Required work – Write out the whole listing exactly as it stands.
++++ Input for this task ++++
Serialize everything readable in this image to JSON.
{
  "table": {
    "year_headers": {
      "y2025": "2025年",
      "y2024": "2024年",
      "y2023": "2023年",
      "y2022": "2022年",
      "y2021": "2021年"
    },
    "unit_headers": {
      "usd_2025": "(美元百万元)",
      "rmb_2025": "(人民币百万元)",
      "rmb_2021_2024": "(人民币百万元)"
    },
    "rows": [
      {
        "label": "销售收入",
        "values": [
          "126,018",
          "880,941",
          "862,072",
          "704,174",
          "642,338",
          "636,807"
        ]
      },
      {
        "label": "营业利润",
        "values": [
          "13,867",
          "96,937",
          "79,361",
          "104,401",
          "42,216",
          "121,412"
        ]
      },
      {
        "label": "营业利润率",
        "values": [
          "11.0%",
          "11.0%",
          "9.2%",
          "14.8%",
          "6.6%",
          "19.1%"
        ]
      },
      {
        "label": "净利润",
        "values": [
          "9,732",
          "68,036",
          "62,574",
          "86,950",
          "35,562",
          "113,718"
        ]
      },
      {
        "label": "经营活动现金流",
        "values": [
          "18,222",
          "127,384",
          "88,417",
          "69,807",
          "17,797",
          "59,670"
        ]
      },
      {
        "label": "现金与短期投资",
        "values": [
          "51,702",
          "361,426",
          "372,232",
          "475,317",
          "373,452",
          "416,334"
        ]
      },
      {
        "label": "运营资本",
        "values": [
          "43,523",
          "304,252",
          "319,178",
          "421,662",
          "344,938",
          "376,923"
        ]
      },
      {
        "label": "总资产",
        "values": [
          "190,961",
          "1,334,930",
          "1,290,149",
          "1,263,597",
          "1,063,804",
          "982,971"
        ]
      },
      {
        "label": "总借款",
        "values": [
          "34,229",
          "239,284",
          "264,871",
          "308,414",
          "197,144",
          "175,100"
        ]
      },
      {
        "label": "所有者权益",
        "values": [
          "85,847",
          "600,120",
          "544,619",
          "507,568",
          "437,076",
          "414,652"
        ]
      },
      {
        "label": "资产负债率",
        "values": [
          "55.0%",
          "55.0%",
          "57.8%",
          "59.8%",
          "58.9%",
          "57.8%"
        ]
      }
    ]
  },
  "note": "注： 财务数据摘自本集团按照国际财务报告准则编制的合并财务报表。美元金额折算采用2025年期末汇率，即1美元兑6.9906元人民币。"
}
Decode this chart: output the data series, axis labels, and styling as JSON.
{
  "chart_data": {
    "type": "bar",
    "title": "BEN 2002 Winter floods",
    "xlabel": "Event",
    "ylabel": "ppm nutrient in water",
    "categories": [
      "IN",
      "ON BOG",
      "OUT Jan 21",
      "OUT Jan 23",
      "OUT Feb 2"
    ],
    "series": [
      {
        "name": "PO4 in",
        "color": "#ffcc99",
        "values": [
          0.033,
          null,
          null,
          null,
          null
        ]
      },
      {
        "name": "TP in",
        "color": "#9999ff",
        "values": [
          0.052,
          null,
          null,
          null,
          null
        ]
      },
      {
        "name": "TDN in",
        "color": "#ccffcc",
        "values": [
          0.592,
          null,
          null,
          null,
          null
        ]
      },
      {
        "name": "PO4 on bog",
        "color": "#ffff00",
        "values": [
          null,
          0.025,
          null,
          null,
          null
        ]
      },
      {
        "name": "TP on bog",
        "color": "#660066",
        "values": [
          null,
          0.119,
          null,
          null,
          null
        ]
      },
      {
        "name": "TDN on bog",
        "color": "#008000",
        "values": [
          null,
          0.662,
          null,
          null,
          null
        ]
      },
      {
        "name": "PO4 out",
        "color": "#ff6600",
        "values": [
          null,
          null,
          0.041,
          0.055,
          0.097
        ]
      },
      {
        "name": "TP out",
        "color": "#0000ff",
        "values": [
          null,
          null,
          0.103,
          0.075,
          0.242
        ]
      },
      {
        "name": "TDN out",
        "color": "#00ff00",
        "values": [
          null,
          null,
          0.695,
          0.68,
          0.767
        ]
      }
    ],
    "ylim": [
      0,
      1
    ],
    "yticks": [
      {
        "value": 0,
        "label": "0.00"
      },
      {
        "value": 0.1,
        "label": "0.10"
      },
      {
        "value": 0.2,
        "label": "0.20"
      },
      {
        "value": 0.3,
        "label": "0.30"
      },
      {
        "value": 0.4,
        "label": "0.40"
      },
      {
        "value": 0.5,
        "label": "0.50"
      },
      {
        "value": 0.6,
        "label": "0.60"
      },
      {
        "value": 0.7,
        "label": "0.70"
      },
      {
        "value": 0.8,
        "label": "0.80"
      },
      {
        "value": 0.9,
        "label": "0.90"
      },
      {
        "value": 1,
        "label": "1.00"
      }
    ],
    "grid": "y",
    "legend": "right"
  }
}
++++
Exercise answer –
Serialize everything readable in this image to JSON.
{
  "table": {
    "year_headers": {
      "y2025": "2025年",
      "y2024": "2024年",
      "y2023": "2023年",
      "y2022": "2022年",
      "y2021": "2021年"
    },
    "unit_headers": {
      "usd_2025": "(美元百万元)",
      "rmb_2025": "(人民币百万元)",
      "rmb_2021_2024": "(人民币百万元)"
    },
    "rows": [
      {
        "label": "销售收入",
        "values": [
          "126,018",
          "880,941",
          "862,072",
          "704,174",
          "642,338",
          "636,807"
        ]
      },
      {
        "label": "营业利润",
        "values": [
          "13,867",
          "96,937",
          "79,361",
          "104,401",
          "42,216",
          "121,412"
        ]
      },
      {
        "label": "营业利润率",
        "values": [
          "11.0%",
          "11.0%",
          "9.2%",
          "14.8%",
          "6.6%",
          "19.1%"
        ]
      },
      {
        "label": "净利润",
        "values": [
          "9,732",
          "68,036",
          "62,574",
          "86,950",
          "35,562",
          "113,718"
        ]
      },
      {
        "label": "经营活动现金流",
        "values": [
          "18,222",
          "127,384",
          "88,417",
          "69,807",
          "17,797",
          "59,670"
        ]
      },
      {
        "label": "现金与短期投资",
        "values": [
          "51,702",
          "361,426",
          "372,232",
          "475,317",
          "373,452",
          "416,334"
        ]
      },
      {
        "label": "运营资本",
        "values": [
          "43,523",
          "304,252",
          "319,178",
          "421,662",
          "344,938",
          "376,923"
        ]
      },
      {
        "label": "总资产",
        "values": [
          "190,961",
          "1,334,930",
          "1,290,149",
          "1,263,597",
          "1,063,804",
          "982,971"
        ]
      },
      {
        "label": "总借款",
        "values": [
          "34,229",
          "239,284",
          "264,871",
          "308,414",
          "197,144",
          "175,100"
        ]
      },
      {
        "label": "所有者权益",
        "values": [
          "85,847",
          "600,120",
          "544,619",
          "507,568",
          "437,076",
          "414,652"
        ]
      },
      {
        "label": "资产负债率",
        "values": [
          "55.0%",
          "55.0%",
          "57.8%",
          "59.8%",
          "58.9%",
          "57.8%"
        ]
      }
    ]
  },
  "note": "注： 财务数据摘自本集团按照国际财务报告准则编制的合并财务报表。美元金额折算采用2025年期末汇率，即1美元兑6.9906元人民币。"
}
Decode this chart: output the data series, axis labels, and styling as JSON.
{
  "chart_data": {
    "type": "bar",
    "title": "BEN 2002 Winter floods",
    "xlabel": "Event",
    "ylabel": "ppm nutrient in water",
    "categories": [
      "IN",
      "ON BOG",
      "OUT Jan 21",
      "OUT Jan 23",
      "OUT Feb 2"
    ],
    "series": [
      {
        "name": "PO4 in",
        "color": "#ffcc99",
        "values": [
          0.033,
          null,
          null,
          null,
          null
        ]
      },
      {
        "name": "TP in",
        "color": "#9999ff",
        "values": [
          0.052,
          null,
          null,
          null,
          null
        ]
      },
      {
        "name": "TDN in",
        "color": "#ccffcc",
        "values": [
          0.592,
          null,
          null,
          null,
          null
        ]
      },
      {
        "name": "PO4 on bog",
        "color": "#ffff00",
        "values": [
          null,
          0.025,
          null,
          null,
          null
        ]
      },
      {
        "name": "TP on bog",
        "color": "#660066",
        "values": [
          null,
          0.119,
          null,
          null,
          null
        ]
      },
      {
        "name": "TDN on bog",
        "color": "#008000",
        "values": [
          null,
          0.662,
          null,
          null,
          null
        ]
      },
      {
        "name": "PO4 out",
        "color": "#ff6600",
        "values": [
          null,
          null,
          0.041,
          0.055,
          0.097
        ]
      },
      {
        "name": "TP out",
        "color": "#0000ff",
        "values": [
          null,
          null,
          0.103,
          0.075,
          0.242
        ]
      },
      {
        "name": "TDN out",
        "color": "#00ff00",
        "values": [
          null,
          null,
          0.695,
          0.68,
          0.767
        ]
      }
    ],
    "ylim": [
      0,
      1
    ],
    "yticks": [
      {
        "value": 0,
        "label": "0.00"
      },
      {
        "value": 0.1,
        "label": "0.10"
      },
      {
        "value": 0.2,
        "label": "0.20"
      },
      {
        "value": 0.3,
        "label": "0.30"
      },
      {
        "value": 0.4,
        "label": "0.40"
      },
      {
        "value": 0.5,
        "label": "0.50"
      },
      {
        "value": 0.6,
        "label": "0.60"
      },
      {
        "value": 0.7,
        "label": "0.70"
      },
      {
        "value": 0.8,
        "label": "0.80"
      },
      {
        "value": 0.9,
        "label": "0.90"
      },
      {
        "value": 1,
        "label": "1.00"
      }
    ],
    "grid": "y",
    "legend": "right"
  }
}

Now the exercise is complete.